◆ What is expected: Recast every line of the entries below as a JSON list of strings, one string per line, omitting blank lines and leaving out the pictures.

== == ==

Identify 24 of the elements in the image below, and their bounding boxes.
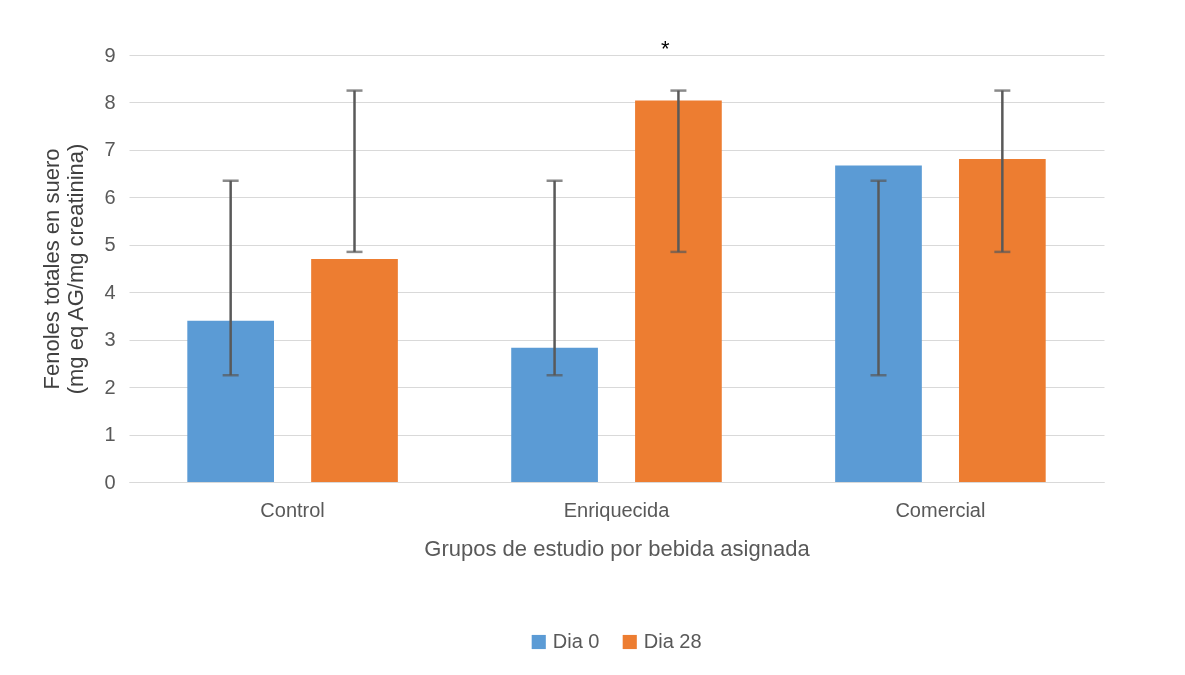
bar: [187, 320, 274, 482]
y-tick-label: 3: [104, 328, 116, 351]
y-tick-label: 6: [104, 185, 116, 208]
x-tick-label: Comercial: [895, 498, 986, 521]
bar: [635, 100, 722, 482]
bar: [835, 165, 922, 482]
bar: [511, 347, 598, 482]
x-tick-label: Enriquecida: [563, 498, 671, 521]
y-tick-label: 9: [104, 43, 116, 66]
x-axis-title: Grupos de estudio por bebida asignada: [424, 535, 811, 561]
bar: [959, 158, 1046, 482]
x-tick-label: Control: [260, 498, 325, 521]
y-tick-label: 1: [104, 423, 116, 446]
annotation: *: [660, 36, 670, 61]
y-tick-label: 4: [104, 280, 116, 303]
y-tick-label: 2: [104, 375, 116, 398]
y-axis-title: Fenoles totales en suero (mg eq AG/mg creatinina): [39, 143, 89, 395]
y-tick-label: 0: [104, 470, 116, 493]
legend-label: Dia 0: [552, 630, 600, 652]
y-tick-label: 7: [104, 138, 116, 161]
bar: [311, 259, 398, 482]
y-tick-label: 5: [104, 233, 116, 256]
y-tick-label: 8: [104, 90, 116, 113]
legend-label: Dia 28: [643, 630, 702, 652]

== == ==

◆ Correct result:
[
  "Identify 24 of the elements in the image below, and their bounding boxes.",
  "bar: [187, 320, 274, 482]",
  "y-tick-label: 3: [104, 328, 116, 351]",
  "y-tick-label: 6: [104, 185, 116, 208]",
  "x-tick-label: Comercial: [895, 498, 986, 521]",
  "bar: [635, 100, 722, 482]",
  "bar: [835, 165, 922, 482]",
  "bar: [511, 347, 598, 482]",
  "x-tick-label: Enriquecida: [563, 498, 671, 521]",
  "y-tick-label: 9: [104, 43, 116, 66]",
  "x-axis-title: Grupos de estudio por bebida asignada: [424, 535, 811, 561]",
  "bar: [959, 158, 1046, 482]",
  "x-tick-label: Control: [260, 498, 325, 521]",
  "y-tick-label: 1: [104, 423, 116, 446]",
  "annotation: *: [660, 36, 670, 61]",
  "y-tick-label: 4: [104, 280, 116, 303]",
  "y-tick-label: 2: [104, 375, 116, 398]",
  "y-axis-title: Fenoles totales en suero (mg eq AG/mg creatinina): [39, 143, 89, 395]",
  "y-tick-label: 0: [104, 470, 116, 493]",
  "legend-label: Dia 0: [552, 630, 600, 652]",
  "y-tick-label: 7: [104, 138, 116, 161]",
  "bar: [311, 259, 398, 482]",
  "y-tick-label: 5: [104, 233, 116, 256]",
  "y-tick-label: 8: [104, 90, 116, 113]",
  "legend-label: Dia 28: [643, 630, 702, 652]"
]